Report every line in the listing below where the string "date" shows up.

* * *

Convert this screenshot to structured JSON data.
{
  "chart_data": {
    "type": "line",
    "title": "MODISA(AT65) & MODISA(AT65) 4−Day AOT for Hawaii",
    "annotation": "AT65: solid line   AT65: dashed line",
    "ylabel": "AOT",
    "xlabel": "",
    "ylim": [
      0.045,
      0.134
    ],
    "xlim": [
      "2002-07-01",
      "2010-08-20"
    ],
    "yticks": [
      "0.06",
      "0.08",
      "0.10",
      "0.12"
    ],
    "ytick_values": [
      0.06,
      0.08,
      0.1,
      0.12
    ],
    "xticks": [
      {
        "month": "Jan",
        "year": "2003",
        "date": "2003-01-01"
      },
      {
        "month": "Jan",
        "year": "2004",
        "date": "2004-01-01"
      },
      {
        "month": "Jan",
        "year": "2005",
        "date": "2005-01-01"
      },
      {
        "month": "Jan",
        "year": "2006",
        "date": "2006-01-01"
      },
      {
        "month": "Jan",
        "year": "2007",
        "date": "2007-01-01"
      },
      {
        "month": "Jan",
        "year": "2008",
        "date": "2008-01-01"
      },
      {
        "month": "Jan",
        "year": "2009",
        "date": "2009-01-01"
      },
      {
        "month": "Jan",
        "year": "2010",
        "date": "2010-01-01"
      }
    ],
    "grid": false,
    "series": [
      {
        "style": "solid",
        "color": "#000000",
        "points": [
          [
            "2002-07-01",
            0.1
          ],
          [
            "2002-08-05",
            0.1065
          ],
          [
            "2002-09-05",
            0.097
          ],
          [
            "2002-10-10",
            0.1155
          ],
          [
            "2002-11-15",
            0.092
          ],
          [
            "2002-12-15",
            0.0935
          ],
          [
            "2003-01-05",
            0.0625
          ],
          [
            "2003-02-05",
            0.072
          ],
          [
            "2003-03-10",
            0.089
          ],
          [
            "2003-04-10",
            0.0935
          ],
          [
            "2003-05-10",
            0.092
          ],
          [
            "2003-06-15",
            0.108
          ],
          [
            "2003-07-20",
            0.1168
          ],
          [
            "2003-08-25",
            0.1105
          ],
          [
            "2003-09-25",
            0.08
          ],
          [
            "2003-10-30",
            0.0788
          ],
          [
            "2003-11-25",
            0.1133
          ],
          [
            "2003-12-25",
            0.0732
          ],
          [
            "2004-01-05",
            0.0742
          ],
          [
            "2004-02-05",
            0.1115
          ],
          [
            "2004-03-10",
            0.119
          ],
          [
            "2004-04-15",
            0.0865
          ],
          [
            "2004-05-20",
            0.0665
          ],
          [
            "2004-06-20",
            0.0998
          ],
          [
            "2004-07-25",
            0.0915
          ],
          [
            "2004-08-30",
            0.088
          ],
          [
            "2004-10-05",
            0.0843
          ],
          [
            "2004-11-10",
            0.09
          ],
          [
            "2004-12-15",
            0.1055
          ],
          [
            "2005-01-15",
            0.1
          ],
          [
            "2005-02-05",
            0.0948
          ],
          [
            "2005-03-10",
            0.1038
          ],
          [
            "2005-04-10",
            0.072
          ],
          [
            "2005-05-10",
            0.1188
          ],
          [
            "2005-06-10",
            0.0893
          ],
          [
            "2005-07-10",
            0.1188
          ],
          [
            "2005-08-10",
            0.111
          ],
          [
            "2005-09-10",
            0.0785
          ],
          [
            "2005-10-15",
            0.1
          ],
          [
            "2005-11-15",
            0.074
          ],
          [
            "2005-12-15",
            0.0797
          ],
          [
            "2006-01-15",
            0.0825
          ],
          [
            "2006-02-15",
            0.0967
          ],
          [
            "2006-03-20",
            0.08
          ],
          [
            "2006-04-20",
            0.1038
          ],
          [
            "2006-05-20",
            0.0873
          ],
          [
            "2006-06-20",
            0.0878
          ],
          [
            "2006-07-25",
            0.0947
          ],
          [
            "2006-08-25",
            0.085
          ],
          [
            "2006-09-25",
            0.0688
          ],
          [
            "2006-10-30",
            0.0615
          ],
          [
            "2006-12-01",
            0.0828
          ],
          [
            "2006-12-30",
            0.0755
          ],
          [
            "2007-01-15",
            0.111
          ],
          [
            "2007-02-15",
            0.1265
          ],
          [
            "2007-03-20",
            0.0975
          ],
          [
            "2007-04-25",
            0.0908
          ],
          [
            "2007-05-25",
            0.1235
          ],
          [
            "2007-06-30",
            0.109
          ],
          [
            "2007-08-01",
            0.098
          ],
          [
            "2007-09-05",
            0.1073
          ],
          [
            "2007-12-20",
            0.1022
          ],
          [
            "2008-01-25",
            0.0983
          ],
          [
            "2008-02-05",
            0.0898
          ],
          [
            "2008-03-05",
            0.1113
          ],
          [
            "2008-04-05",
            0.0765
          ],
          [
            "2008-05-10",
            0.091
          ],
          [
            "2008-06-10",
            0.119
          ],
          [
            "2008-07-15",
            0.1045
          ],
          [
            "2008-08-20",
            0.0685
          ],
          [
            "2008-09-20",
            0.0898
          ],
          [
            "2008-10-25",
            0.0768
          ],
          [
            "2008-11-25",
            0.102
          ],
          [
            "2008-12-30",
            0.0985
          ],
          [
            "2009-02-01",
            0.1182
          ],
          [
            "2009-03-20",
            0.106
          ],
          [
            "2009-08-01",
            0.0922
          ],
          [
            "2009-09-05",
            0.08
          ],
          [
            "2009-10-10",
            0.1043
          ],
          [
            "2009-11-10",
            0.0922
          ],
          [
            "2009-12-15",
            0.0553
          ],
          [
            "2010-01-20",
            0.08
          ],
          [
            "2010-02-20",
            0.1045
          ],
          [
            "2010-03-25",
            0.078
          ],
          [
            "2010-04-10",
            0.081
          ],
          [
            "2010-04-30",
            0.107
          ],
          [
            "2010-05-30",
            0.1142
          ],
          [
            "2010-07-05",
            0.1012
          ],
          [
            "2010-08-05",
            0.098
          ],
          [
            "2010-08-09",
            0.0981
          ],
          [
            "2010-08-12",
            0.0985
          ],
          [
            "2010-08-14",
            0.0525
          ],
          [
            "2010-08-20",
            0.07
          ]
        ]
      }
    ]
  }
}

* * *

Reply to the task:
        "date": "2003-01-01"
        "date": "2004-01-01"
        "date": "2005-01-01"
        "date": "2006-01-01"
        "date": "2007-01-01"
        "date": "2008-01-01"
        "date": "2009-01-01"
        "date": "2010-01-01"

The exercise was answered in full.